◆ TASK DESCRIPTION ◆
Identify each line below that contains the word "text", and copy it out.

Raw records:
——

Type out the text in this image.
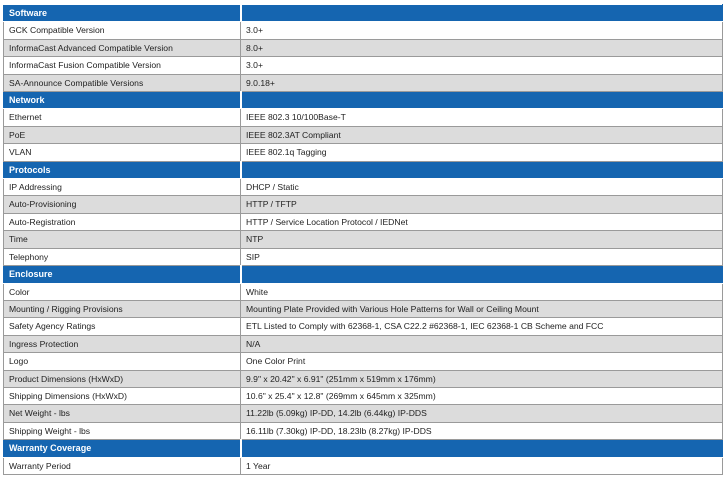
Software	
GCK Compatible Version	3.0+
InformaCast Advanced Compatible Version	8.0+
InformaCast Fusion Compatible Version	3.0+
SA-Announce Compatible Versions	9.0.18+
Network	
Ethernet	IEEE 802.3 10/100Base-T
PoE	IEEE 802.3AT Compliant
VLAN	IEEE 802.1q Tagging
Protocols	
IP Addressing	DHCP / Static
Auto-Provisioning	HTTP / TFTP
Auto-Registration	HTTP / Service Location Protocol / IEDNet
Time	NTP
Telephony	SIP
Enclosure	
Color	White
Mounting / Rigging Provisions	Mounting Plate Provided with Various Hole Patterns for Wall or Ceiling Mount
Safety Agency Ratings	ETL Listed to Comply with 62368-1, CSA C22.2 #62368-1, IEC 62368-1 CB Scheme and FCC
Ingress Protection	N/A
Logo	One Color Print
Product Dimensions (HxWxD)	9.9" x 20.42" x 6.91" (251mm x 519mm x 176mm)
Shipping Dimensions (HxWxD)	10.6" x 25.4" x 12.8" (269mm x 645mm x 325mm)
Net Weight - lbs	11.22lb (5.09kg) IP-DD, 14.2lb (6.44kg) IP-DDS
Shipping Weight - lbs	16.11lb (7.30kg) IP-DD, 18.23lb (8.27kg) IP-DDS
Warranty Coverage	
Warranty Period	1 Year
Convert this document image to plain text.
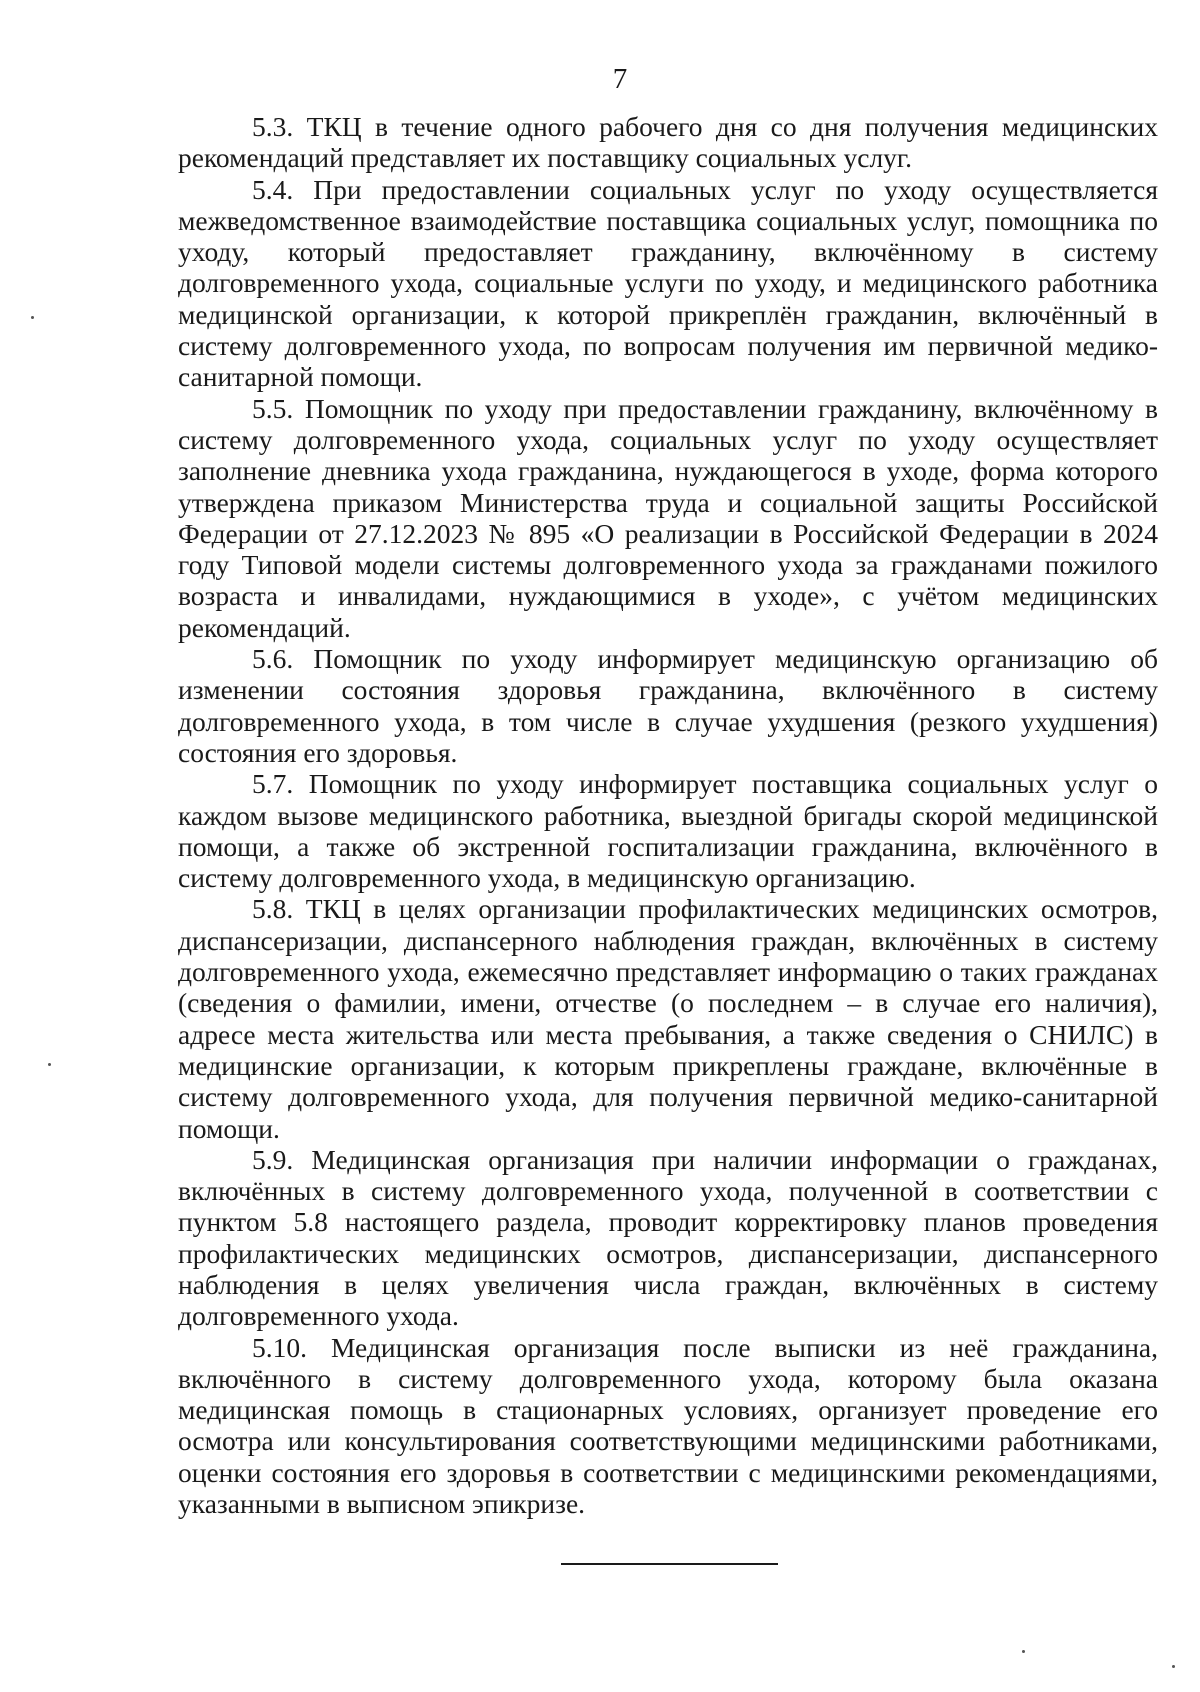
7

5.3. ТКЦ в течение одного рабочего дня со дня получения медицинских рекомендаций представляет их поставщику социальных услуг.

5.4. При предоставлении социальных услуг по уходу осуществляется межведомственное взаимодействие поставщика социальных услуг, помощника по уходу, который предоставляет гражданину, включённому в систему долговременного ухода, социальные услуги по уходу, и медицинского работника медицинской организации, к которой прикреплён гражданин, включённый в систему долговременного ухода, по вопросам получения им первичной медико-санитарной помощи.

5.5. Помощник по уходу при предоставлении гражданину, включённому в систему долговременного ухода, социальных услуг по уходу осуществляет заполнение дневника ухода гражданина, нуждающегося в уходе, форма которого утверждена приказом Министерства труда и социальной защиты Российской Федерации от 27.12.2023 № 895 «О реализации в Российской Федерации в 2024 году Типовой модели системы долговременного ухода за гражданами пожилого возраста и инвалидами, нуждающимися в уходе», с учётом медицинских рекомендаций.

5.6. Помощник по уходу информирует медицинскую организацию об изменении состояния здоровья гражданина, включённого в систему долговременного ухода, в том числе в случае ухудшения (резкого ухудшения) состояния его здоровья.

5.7. Помощник по уходу информирует поставщика социальных услуг о каждом вызове медицинского работника, выездной бригады скорой медицинской помощи, а также об экстренной госпитализации гражданина, включённого в систему долговременного ухода, в медицинскую организацию.

5.8. ТКЦ в целях организации профилактических медицинских осмотров, диспансеризации, диспансерного наблюдения граждан, включённых в систему долговременного ухода, ежемесячно представляет информацию о таких гражданах (сведения о фамилии, имени, отчестве (о последнем – в случае его наличия), адресе места жительства или места пребывания, а также сведения о СНИЛС) в медицинские организации, к которым прикреплены граждане, включённые в систему долговременного ухода, для получения первичной медико-санитарной помощи.

5.9. Медицинская организация при наличии информации о гражданах, включённых в систему долговременного ухода, полученной в соответствии с пунктом 5.8 настоящего раздела, проводит корректировку планов проведения профилактических медицинских осмотров, диспансеризации, диспансерного наблюдения в целях увеличения числа граждан, включённых в систему долговременного ухода.

5.10. Медицинская организация после выписки из неё гражданина, включённого в систему долговременного ухода, которому была оказана медицинская помощь в стационарных условиях, организует проведение его осмотра или консультирования соответствующими медицинскими работниками, оценки состояния его здоровья в соответствии с медицинскими рекомендациями, указанными в выписном эпикризе.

——

◆ SOLUTION BELOW ◆
Type out the text in this image.
Convert this document image to plain text.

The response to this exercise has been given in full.